● **Problem requirements**: Gather every line that includes the word "人造太阳", please.

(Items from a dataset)
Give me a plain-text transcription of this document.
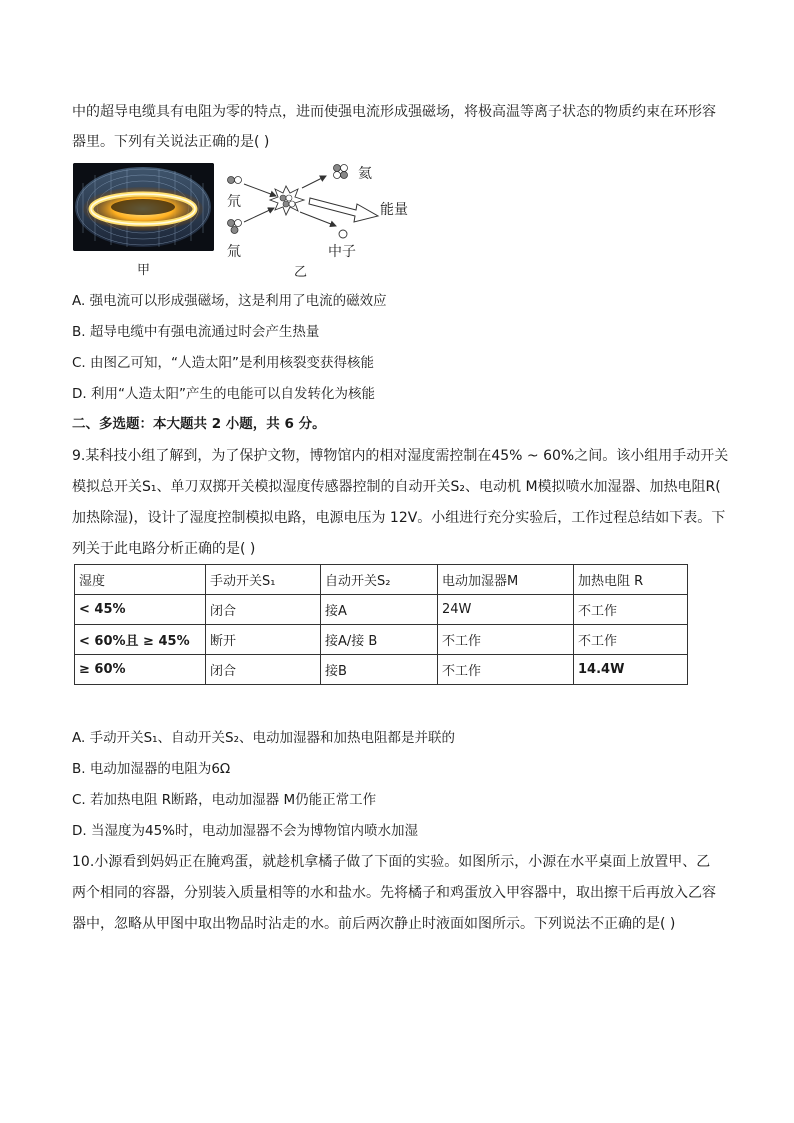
中的超导电缆具有电阻为零的特点，进而使强电流形成强磁场，将极高温等离子状态的物质约束在环形容
器里。下列有关说法正确的是( )
甲
氘
氚
氦
能量
中子
乙
A. 强电流可以形成强磁场，这是利用了电流的磁效应
B. 超导电缆中有强电流通过时会产生热量
C. 由图乙可知，“人造太阳”是利用核裂变获得核能
D. 利用“人造太阳”产生的电能可以自发转化为核能
二、多选题：本大题共 2 小题，共 6 分。
9.某科技小组了解到，为了保护文物，博物馆内的相对湿度需控制在45% ~ 60%之间。该小组用手动开关
模拟总开关S₁、单刀双掷开关模拟湿度传感器控制的自动开关S₂、电动机 M模拟喷水加湿器、加热电阻R(
加热除湿)，设计了湿度控制模拟电路，电源电压为 12V。小组进行充分实验后，工作过程总结如下表。下
列关于此电路分析正确的是( )
湿度	手动开关S₁	自动开关S₂	电动加湿器M	加热电阻 R
< 45%	闭合	接A	24W	不工作
< 60%且 ≥ 45%	断开	接A/接 B	不工作	不工作
≥ 60%	闭合	接B	不工作	14.4W
A. 手动开关S₁、自动开关S₂、电动加湿器和加热电阻都是并联的
B. 电动加湿器的电阻为6Ω
C. 若加热电阻 R断路，电动加湿器 M仍能正常工作
D. 当湿度为45%时，电动加湿器不会为博物馆内喷水加湿
10.小源看到妈妈正在腌鸡蛋，就趁机拿橘子做了下面的实验。如图所示，小源在水平桌面上放置甲、乙
两个相同的容器，分别装入质量相等的水和盐水。先将橘子和鸡蛋放入甲容器中，取出擦干后再放入乙容
器中，忽略从甲图中取出物品时沾走的水。前后两次静止时液面如图所示。下列说法不正确的是( )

● **Solution to the problem**:
C. 由图乙可知，“人造太阳”是利用核裂变获得核能
D. 利用“人造太阳”产生的电能可以自发转化为核能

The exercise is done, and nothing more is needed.